> _Figure record extracts_
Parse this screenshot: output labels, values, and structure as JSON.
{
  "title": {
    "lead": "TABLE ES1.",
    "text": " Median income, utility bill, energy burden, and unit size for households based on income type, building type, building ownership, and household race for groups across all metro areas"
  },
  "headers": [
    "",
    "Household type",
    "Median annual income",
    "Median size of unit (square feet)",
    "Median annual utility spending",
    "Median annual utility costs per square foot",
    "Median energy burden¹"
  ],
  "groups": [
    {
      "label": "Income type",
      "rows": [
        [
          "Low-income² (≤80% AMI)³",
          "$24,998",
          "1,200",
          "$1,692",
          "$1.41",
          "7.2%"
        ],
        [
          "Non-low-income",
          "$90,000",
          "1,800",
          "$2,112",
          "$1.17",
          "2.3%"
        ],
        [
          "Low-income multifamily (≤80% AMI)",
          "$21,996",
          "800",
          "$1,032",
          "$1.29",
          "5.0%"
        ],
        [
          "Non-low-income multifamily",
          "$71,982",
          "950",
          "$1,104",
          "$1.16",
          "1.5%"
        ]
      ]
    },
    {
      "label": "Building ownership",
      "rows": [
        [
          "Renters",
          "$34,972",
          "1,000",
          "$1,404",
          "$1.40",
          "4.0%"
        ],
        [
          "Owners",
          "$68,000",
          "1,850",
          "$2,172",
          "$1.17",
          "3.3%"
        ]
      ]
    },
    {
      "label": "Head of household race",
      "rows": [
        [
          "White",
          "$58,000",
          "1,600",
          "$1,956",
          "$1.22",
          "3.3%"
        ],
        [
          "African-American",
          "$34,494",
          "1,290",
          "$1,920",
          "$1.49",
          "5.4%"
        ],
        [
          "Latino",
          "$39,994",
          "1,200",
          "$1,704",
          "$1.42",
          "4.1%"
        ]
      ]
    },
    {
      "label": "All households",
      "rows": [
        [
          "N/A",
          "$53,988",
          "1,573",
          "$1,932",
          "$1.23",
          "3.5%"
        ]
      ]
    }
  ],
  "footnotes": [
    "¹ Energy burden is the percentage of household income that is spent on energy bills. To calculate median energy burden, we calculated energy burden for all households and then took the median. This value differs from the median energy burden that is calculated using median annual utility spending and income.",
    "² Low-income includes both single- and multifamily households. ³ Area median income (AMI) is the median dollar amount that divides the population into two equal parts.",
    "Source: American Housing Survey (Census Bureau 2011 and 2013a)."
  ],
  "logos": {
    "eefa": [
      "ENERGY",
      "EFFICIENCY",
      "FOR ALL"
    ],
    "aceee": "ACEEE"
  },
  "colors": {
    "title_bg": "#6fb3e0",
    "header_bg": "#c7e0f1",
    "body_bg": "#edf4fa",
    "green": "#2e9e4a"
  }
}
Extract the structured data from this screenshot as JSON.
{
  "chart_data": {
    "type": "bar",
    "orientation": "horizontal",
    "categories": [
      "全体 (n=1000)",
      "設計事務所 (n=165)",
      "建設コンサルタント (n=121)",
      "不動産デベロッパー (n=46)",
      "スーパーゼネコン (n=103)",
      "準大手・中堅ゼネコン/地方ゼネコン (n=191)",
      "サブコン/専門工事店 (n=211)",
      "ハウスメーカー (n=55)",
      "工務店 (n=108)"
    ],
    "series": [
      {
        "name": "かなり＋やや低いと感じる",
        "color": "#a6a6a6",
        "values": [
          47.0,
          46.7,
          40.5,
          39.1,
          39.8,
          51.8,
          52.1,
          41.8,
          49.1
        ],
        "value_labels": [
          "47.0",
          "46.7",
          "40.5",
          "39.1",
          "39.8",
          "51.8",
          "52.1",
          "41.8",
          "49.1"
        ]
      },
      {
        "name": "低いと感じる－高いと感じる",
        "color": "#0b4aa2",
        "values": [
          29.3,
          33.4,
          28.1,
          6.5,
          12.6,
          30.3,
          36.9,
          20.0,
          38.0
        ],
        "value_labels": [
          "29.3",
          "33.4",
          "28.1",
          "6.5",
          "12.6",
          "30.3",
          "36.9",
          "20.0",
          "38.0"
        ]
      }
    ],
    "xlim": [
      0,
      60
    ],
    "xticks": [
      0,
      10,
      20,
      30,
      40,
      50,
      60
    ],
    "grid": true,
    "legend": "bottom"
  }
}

> _Written request_
Write out every entry exactly as given.

> _Written solution_
Parse this screenshot: output labels, values, and structure as JSON.
{
  "title": {
    "lead": "TABLE ES1.",
    "text": " Median income, utility bill, energy burden, and unit size for households based on income type, building type, building ownership, and household race for groups across all metro areas"
  },
  "headers": [
    "",
    "Household type",
    "Median annual income",
    "Median size of unit (square feet)",
    "Median annual utility spending",
    "Median annual utility costs per square foot",
    "Median energy burden¹"
  ],
  "groups": [
    {
      "label": "Income type",
      "rows": [
        [
          "Low-income² (≤80% AMI)³",
          "$24,998",
          "1,200",
          "$1,692",
          "$1.41",
          "7.2%"
        ],
        [
          "Non-low-income",
          "$90,000",
          "1,800",
          "$2,112",
          "$1.17",
          "2.3%"
        ],
        [
          "Low-income multifamily (≤80% AMI)",
          "$21,996",
          "800",
          "$1,032",
          "$1.29",
          "5.0%"
        ],
        [
          "Non-low-income multifamily",
          "$71,982",
          "950",
          "$1,104",
          "$1.16",
          "1.5%"
        ]
      ]
    },
    {
      "label": "Building ownership",
      "rows": [
        [
          "Renters",
          "$34,972",
          "1,000",
          "$1,404",
          "$1.40",
          "4.0%"
        ],
        [
          "Owners",
          "$68,000",
          "1,850",
          "$2,172",
          "$1.17",
          "3.3%"
        ]
      ]
    },
    {
      "label": "Head of household race",
      "rows": [
        [
          "White",
          "$58,000",
          "1,600",
          "$1,956",
          "$1.22",
          "3.3%"
        ],
        [
          "African-American",
          "$34,494",
          "1,290",
          "$1,920",
          "$1.49",
          "5.4%"
        ],
        [
          "Latino",
          "$39,994",
          "1,200",
          "$1,704",
          "$1.42",
          "4.1%"
        ]
      ]
    },
    {
      "label": "All households",
      "rows": [
        [
          "N/A",
          "$53,988",
          "1,573",
          "$1,932",
          "$1.23",
          "3.5%"
        ]
      ]
    }
  ],
  "footnotes": [
    "¹ Energy burden is the percentage of household income that is spent on energy bills. To calculate median energy burden, we calculated energy burden for all households and then took the median. This value differs from the median energy burden that is calculated using median annual utility spending and income.",
    "² Low-income includes both single- and multifamily households. ³ Area median income (AMI) is the median dollar amount that divides the population into two equal parts.",
    "Source: American Housing Survey (Census Bureau 2011 and 2013a)."
  ],
  "logos": {
    "eefa": [
      "ENERGY",
      "EFFICIENCY",
      "FOR ALL"
    ],
    "aceee": "ACEEE"
  },
  "colors": {
    "title_bg": "#6fb3e0",
    "header_bg": "#c7e0f1",
    "body_bg": "#edf4fa",
    "green": "#2e9e4a"
  }
}
Extract the structured data from this screenshot as JSON.
{
  "chart_data": {
    "type": "bar",
    "orientation": "horizontal",
    "categories": [
      "全体 (n=1000)",
      "設計事務所 (n=165)",
      "建設コンサルタント (n=121)",
      "不動産デベロッパー (n=46)",
      "スーパーゼネコン (n=103)",
      "準大手・中堅ゼネコン/地方ゼネコン (n=191)",
      "サブコン/専門工事店 (n=211)",
      "ハウスメーカー (n=55)",
      "工務店 (n=108)"
    ],
    "series": [
      {
        "name": "かなり＋やや低いと感じる",
        "color": "#a6a6a6",
        "values": [
          47.0,
          46.7,
          40.5,
          39.1,
          39.8,
          51.8,
          52.1,
          41.8,
          49.1
        ],
        "value_labels": [
          "47.0",
          "46.7",
          "40.5",
          "39.1",
          "39.8",
          "51.8",
          "52.1",
          "41.8",
          "49.1"
        ]
      },
      {
        "name": "低いと感じる－高いと感じる",
        "color": "#0b4aa2",
        "values": [
          29.3,
          33.4,
          28.1,
          6.5,
          12.6,
          30.3,
          36.9,
          20.0,
          38.0
        ],
        "value_labels": [
          "29.3",
          "33.4",
          "28.1",
          "6.5",
          "12.6",
          "30.3",
          "36.9",
          "20.0",
          "38.0"
        ]
      }
    ],
    "xlim": [
      0,
      60
    ],
    "xticks": [
      0,
      10,
      20,
      30,
      40,
      50,
      60
    ],
    "grid": true,
    "legend": "bottom"
  }
}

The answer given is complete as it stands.